WHAT IS EXPECTED: Count every line that has the word "last". Give the number, without anything more.

EXERCISE MATERIALS:
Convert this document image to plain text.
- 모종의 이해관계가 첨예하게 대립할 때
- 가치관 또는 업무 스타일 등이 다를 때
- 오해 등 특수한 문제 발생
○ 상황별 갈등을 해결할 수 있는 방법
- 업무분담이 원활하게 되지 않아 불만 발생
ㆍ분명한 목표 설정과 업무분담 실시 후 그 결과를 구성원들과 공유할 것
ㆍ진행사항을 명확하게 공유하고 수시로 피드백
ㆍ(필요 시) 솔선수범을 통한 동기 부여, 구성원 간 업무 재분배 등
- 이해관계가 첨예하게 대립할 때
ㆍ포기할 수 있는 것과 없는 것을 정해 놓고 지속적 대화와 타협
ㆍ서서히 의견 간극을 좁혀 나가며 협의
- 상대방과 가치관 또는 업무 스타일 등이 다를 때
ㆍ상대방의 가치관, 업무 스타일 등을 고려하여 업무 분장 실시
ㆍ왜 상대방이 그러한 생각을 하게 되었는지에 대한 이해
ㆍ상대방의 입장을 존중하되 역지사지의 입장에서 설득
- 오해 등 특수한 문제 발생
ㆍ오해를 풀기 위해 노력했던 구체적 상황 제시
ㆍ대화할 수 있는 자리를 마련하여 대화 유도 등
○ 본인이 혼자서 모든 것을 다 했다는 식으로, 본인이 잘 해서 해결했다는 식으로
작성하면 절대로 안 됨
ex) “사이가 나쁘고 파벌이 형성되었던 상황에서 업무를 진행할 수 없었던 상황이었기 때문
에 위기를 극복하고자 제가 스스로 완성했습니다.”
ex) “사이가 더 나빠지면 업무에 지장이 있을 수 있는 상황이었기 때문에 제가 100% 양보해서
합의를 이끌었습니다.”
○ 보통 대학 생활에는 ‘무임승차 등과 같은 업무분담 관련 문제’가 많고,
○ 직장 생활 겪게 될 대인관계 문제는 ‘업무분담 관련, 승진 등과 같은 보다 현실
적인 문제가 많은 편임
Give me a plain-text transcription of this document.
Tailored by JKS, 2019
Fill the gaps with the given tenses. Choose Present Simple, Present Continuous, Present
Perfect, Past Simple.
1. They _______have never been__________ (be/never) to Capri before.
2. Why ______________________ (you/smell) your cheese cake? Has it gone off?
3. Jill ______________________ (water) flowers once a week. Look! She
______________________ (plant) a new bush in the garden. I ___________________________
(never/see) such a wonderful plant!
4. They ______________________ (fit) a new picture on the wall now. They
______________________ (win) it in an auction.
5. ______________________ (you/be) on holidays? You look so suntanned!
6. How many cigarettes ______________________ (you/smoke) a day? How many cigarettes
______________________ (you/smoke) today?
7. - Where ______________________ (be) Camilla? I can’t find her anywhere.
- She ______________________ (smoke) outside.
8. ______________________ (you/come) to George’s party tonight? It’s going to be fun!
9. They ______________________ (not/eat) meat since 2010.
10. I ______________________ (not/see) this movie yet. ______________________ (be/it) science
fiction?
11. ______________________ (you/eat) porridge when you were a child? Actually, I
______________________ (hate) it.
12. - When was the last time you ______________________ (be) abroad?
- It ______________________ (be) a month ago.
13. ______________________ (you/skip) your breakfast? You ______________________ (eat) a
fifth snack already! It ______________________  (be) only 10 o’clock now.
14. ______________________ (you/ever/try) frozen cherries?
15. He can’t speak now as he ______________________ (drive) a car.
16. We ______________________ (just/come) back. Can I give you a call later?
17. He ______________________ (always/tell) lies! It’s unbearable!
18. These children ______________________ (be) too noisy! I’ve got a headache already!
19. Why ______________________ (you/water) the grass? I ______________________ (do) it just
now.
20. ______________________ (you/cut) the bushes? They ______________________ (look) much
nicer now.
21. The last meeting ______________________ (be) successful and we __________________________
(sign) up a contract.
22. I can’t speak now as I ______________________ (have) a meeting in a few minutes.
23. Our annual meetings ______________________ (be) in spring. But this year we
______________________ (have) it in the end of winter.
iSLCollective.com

TASK RESULT: 2